__Brief__: Copy each line below in which the string "function" occurs.

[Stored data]
┄┄┄┄┄┄
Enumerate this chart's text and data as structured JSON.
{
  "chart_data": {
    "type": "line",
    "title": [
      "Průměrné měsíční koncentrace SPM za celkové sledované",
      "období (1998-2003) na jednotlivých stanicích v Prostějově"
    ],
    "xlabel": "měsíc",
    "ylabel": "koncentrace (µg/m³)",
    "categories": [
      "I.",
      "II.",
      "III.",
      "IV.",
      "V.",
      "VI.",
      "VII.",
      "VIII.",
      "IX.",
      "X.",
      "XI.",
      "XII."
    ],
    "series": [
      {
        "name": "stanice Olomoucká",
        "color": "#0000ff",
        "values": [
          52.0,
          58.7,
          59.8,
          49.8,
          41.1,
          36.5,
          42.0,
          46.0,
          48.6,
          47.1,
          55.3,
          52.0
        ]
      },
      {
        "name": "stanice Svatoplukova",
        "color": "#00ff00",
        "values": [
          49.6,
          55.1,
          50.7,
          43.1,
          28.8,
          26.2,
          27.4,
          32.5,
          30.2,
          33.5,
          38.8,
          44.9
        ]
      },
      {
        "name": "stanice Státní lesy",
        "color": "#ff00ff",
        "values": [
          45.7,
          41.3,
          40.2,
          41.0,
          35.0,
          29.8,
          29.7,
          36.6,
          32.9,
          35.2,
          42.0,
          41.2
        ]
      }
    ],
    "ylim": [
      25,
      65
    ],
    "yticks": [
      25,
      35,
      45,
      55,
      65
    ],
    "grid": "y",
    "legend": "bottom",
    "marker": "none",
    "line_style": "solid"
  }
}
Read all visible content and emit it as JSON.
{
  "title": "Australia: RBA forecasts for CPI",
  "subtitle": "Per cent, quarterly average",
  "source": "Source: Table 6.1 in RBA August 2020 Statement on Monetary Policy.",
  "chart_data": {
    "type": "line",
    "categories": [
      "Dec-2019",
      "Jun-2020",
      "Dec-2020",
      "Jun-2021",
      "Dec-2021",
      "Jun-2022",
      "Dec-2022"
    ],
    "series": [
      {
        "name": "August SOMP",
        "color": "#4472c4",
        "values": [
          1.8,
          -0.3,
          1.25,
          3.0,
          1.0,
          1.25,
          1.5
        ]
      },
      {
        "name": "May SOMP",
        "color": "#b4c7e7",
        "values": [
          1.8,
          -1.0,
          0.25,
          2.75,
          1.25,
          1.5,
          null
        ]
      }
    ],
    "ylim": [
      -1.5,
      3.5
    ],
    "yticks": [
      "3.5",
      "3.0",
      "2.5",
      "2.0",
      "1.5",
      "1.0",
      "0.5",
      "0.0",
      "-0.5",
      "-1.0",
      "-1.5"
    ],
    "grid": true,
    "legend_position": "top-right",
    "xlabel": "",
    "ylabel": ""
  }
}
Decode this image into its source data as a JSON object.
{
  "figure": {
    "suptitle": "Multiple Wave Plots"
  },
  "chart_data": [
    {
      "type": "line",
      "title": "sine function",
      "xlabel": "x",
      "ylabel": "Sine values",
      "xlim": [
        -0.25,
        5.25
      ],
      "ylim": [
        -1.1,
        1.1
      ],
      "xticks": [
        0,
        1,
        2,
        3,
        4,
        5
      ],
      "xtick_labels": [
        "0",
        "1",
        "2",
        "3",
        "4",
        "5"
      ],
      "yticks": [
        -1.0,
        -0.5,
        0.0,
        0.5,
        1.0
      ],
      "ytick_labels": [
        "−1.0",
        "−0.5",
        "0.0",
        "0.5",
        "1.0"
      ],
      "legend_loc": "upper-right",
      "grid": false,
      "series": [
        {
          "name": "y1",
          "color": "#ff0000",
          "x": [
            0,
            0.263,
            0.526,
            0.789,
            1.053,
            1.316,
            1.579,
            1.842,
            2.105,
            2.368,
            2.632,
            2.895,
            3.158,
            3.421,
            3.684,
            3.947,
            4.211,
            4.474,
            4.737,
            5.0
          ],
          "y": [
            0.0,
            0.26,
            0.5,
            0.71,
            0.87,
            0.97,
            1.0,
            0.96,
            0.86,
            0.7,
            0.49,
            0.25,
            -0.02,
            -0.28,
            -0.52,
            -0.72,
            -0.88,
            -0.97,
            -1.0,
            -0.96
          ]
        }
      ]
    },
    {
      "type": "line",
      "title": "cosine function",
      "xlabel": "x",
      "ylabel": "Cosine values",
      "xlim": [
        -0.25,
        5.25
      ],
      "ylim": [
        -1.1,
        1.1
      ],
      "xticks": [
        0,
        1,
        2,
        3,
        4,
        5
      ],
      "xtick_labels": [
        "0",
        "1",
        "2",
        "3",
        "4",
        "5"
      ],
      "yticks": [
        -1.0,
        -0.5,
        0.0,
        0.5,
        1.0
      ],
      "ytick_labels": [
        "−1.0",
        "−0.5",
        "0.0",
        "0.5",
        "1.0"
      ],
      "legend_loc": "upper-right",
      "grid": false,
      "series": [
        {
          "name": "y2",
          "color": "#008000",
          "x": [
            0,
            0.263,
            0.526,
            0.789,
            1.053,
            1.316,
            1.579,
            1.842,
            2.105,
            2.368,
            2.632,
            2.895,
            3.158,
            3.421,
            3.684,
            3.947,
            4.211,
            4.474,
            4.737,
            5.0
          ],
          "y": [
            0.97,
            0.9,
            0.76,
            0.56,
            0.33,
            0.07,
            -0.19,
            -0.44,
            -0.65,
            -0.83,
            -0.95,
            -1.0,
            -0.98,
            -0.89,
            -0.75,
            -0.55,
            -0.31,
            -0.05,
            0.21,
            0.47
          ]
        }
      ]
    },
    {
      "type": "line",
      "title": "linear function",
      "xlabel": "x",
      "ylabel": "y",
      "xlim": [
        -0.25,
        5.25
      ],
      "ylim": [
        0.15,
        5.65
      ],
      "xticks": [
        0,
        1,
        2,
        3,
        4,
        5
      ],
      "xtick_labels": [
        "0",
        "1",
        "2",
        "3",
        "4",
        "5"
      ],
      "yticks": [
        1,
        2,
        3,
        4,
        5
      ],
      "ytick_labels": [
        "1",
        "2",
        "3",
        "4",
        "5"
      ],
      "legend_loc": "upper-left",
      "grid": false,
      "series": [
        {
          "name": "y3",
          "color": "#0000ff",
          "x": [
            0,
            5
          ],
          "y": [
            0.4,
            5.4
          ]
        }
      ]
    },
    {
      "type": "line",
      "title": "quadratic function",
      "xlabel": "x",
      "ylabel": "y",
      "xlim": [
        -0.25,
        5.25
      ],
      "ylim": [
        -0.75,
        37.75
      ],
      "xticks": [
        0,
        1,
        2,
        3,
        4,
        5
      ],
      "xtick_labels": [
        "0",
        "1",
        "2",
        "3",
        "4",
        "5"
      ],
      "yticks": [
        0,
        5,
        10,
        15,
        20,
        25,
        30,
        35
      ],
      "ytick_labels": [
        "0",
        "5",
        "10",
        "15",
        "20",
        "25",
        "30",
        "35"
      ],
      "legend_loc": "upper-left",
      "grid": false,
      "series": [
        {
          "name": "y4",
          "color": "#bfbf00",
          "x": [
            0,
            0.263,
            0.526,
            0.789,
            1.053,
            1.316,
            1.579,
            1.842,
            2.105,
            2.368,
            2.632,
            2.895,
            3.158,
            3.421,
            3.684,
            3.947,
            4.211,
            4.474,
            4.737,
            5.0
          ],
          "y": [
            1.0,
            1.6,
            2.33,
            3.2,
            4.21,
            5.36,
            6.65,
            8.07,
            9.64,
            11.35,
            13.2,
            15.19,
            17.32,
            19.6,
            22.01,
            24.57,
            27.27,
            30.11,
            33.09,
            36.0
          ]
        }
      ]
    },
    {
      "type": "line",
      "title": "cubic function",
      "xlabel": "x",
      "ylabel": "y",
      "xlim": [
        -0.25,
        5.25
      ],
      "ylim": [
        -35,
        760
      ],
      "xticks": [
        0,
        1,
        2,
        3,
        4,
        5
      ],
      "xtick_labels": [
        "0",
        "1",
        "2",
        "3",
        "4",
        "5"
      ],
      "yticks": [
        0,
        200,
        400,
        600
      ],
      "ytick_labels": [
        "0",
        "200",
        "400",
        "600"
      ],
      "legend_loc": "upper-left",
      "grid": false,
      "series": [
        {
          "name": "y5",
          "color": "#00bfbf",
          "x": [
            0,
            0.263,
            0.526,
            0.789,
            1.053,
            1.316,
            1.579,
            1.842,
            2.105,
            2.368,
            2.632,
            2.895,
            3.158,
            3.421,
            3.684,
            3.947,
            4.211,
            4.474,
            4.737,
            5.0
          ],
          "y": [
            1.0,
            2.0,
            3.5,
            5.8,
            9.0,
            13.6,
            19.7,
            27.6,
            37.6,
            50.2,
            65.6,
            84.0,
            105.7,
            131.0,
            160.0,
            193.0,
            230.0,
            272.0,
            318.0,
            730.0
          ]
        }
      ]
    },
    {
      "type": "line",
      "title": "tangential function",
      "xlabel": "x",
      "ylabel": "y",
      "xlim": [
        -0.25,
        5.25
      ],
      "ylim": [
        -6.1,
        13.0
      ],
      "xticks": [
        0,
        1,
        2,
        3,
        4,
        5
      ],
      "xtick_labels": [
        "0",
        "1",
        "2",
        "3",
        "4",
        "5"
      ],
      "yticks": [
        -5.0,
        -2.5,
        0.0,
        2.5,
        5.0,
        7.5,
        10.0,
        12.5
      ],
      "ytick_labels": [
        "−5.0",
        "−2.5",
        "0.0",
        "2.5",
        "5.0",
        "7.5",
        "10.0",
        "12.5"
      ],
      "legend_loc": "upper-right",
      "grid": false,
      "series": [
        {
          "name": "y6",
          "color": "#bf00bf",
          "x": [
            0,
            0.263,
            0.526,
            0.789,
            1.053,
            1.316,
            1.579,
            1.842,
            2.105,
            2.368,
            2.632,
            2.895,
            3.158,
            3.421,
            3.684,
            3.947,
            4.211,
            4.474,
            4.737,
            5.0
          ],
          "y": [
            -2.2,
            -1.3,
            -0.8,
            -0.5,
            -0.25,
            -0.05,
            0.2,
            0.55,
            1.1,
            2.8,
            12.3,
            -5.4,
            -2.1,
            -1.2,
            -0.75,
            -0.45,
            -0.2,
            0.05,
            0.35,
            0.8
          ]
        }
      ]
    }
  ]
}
┄┄┄┄┄┄
__Solution to this task__:
      "title": "sine function",
      "title": "cosine function",
      "title": "linear function",
      "title": "quadratic function",
      "title": "cubic function",
      "title": "tangential function",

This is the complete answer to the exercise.